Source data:
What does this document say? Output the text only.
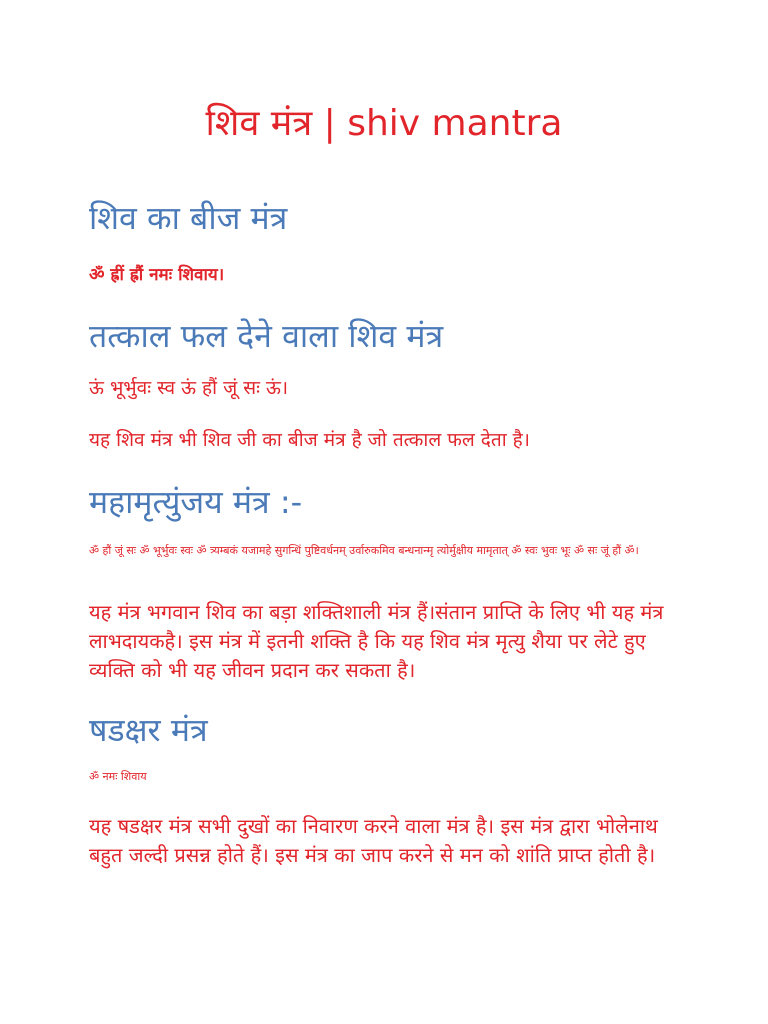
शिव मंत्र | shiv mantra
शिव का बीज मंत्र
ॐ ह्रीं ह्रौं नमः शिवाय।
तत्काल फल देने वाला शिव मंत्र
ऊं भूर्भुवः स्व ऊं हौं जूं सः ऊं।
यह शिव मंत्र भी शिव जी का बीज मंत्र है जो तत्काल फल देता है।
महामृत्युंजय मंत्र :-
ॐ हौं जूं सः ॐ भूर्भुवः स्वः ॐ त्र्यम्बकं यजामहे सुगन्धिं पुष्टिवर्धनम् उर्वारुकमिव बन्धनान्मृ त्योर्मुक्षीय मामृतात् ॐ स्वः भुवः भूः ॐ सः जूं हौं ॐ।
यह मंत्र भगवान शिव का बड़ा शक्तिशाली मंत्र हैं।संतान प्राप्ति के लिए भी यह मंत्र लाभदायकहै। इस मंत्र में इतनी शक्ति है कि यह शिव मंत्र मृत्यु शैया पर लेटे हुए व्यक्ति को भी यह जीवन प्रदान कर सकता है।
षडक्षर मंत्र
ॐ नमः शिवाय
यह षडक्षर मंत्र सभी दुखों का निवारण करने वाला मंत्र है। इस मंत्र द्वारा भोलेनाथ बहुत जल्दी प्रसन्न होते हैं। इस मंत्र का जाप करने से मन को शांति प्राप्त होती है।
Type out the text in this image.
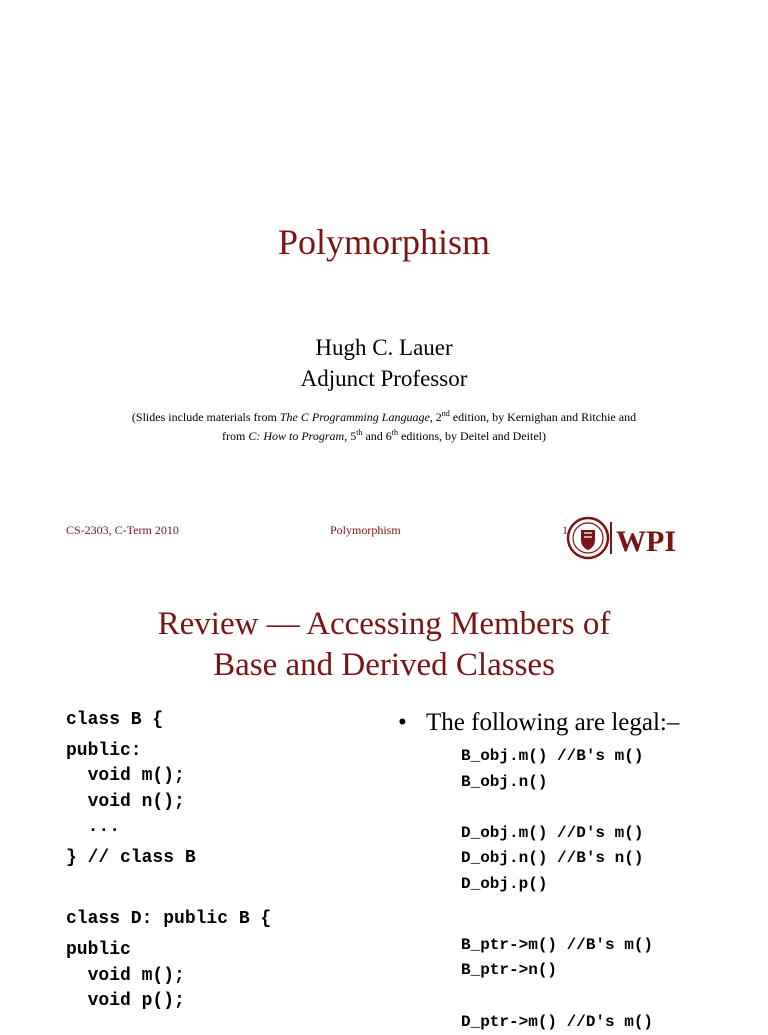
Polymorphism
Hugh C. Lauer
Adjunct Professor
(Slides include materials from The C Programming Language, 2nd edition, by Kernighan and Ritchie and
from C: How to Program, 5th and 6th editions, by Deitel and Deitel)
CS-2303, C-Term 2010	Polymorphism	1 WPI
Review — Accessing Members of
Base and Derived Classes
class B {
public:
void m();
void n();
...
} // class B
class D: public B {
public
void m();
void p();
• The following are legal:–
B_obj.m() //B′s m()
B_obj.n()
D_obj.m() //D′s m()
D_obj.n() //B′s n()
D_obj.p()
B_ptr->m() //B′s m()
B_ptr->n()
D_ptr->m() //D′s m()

What the task asks: Without the images, write out each line of the data verbatim.

The completed task:
What does this document say? Output the text only.
शिव मंत्र | shiv mantra
शिव का बीज मंत्र
ॐ ह्रीं ह्रौं नमः शिवाय।
तत्काल फल देने वाला शिव मंत्र
ऊं भूर्भुवः स्व ऊं हौं जूं सः ऊं।
यह शिव मंत्र भी शिव जी का बीज मंत्र है जो तत्काल फल देता है।
महामृत्युंजय मंत्र :-
ॐ हौं जूं सः ॐ भूर्भुवः स्वः ॐ त्र्यम्बकं यजामहे सुगन्धिं पुष्टिवर्धनम् उर्वारुकमिव बन्धनान्मृ त्योर्मुक्षीय मामृतात् ॐ स्वः भुवः भूः ॐ सः जूं हौं ॐ।
यह मंत्र भगवान शिव का बड़ा शक्तिशाली मंत्र हैं।संतान प्राप्ति के लिए भी यह मंत्र लाभदायकहै। इस मंत्र में इतनी शक्ति है कि यह शिव मंत्र मृत्यु शैया पर लेटे हुए व्यक्ति को भी यह जीवन प्रदान कर सकता है।
षडक्षर मंत्र
ॐ नमः शिवाय
यह षडक्षर मंत्र सभी दुखों का निवारण करने वाला मंत्र है। इस मंत्र द्वारा भोलेनाथ बहुत जल्दी प्रसन्न होते हैं। इस मंत्र का जाप करने से मन को शांति प्राप्त होती है।
Type out the text in this image.
Polymorphism
Hugh C. Lauer
Adjunct Professor
(Slides include materials from The C Programming Language, 2nd edition, by Kernighan and Ritchie and
from C: How to Program, 5th and 6th editions, by Deitel and Deitel)
CS-2303, C-Term 2010	Polymorphism	1 WPI
Review — Accessing Members of
Base and Derived Classes
class B {
public:
void m();
void n();
...
} // class B
class D: public B {
public
void m();
void p();
• The following are legal:–
B_obj.m() //B′s m()
B_obj.n()
D_obj.m() //D′s m()
D_obj.n() //B′s n()
D_obj.p()
B_ptr->m() //B′s m()
B_ptr->n()
D_ptr->m() //D′s m()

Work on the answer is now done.